Dataset rows
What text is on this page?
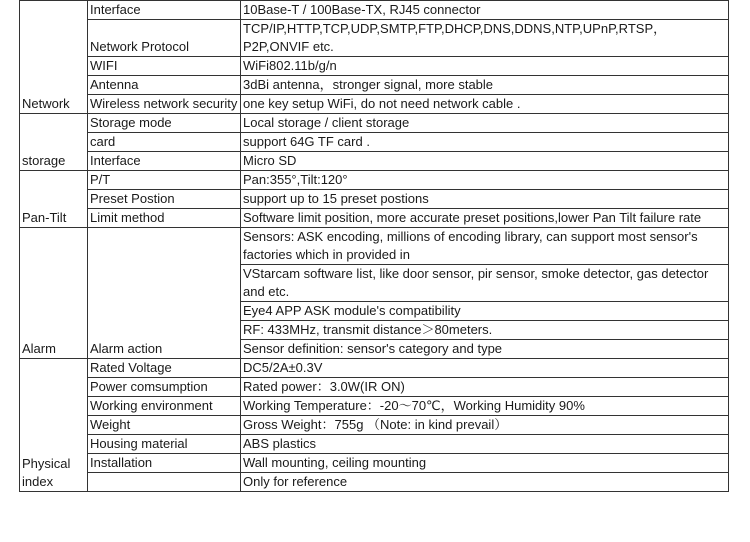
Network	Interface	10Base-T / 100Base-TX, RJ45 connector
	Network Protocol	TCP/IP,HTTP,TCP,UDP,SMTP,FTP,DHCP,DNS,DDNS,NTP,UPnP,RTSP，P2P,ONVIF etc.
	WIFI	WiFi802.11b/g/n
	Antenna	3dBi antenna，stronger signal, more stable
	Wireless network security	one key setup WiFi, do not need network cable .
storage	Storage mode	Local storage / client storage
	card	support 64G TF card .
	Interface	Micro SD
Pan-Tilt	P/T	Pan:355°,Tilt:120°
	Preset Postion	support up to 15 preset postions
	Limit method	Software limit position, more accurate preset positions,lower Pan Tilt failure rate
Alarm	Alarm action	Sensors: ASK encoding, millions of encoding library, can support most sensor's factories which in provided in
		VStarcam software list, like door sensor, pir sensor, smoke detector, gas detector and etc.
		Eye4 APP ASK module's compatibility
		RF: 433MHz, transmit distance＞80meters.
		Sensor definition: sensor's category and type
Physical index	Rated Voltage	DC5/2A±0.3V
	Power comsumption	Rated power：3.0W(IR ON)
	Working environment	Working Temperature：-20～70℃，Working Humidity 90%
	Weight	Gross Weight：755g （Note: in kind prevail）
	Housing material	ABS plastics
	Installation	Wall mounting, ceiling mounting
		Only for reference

**What the exercise asks**: Repeat the lines above exactly, and keep every picture out.

**Solved problem**:
What text is on this page?
Network	Interface	10Base-T / 100Base-TX, RJ45 connector
	Network Protocol	TCP/IP,HTTP,TCP,UDP,SMTP,FTP,DHCP,DNS,DDNS,NTP,UPnP,RTSP，P2P,ONVIF etc.
	WIFI	WiFi802.11b/g/n
	Antenna	3dBi antenna，stronger signal, more stable
	Wireless network security	one key setup WiFi, do not need network cable .
storage	Storage mode	Local storage / client storage
	card	support 64G TF card .
	Interface	Micro SD
Pan-Tilt	P/T	Pan:355°,Tilt:120°
	Preset Postion	support up to 15 preset postions
	Limit method	Software limit position, more accurate preset positions,lower Pan Tilt failure rate
Alarm	Alarm action	Sensors: ASK encoding, millions of encoding library, can support most sensor's factories which in provided in
		VStarcam software list, like door sensor, pir sensor, smoke detector, gas detector and etc.
		Eye4 APP ASK module's compatibility
		RF: 433MHz, transmit distance＞80meters.
		Sensor definition: sensor's category and type
Physical index	Rated Voltage	DC5/2A±0.3V
	Power comsumption	Rated power：3.0W(IR ON)
	Working environment	Working Temperature：-20～70℃，Working Humidity 90%
	Weight	Gross Weight：755g （Note: in kind prevail）
	Housing material	ABS plastics
	Installation	Wall mounting, ceiling mounting
		Only for reference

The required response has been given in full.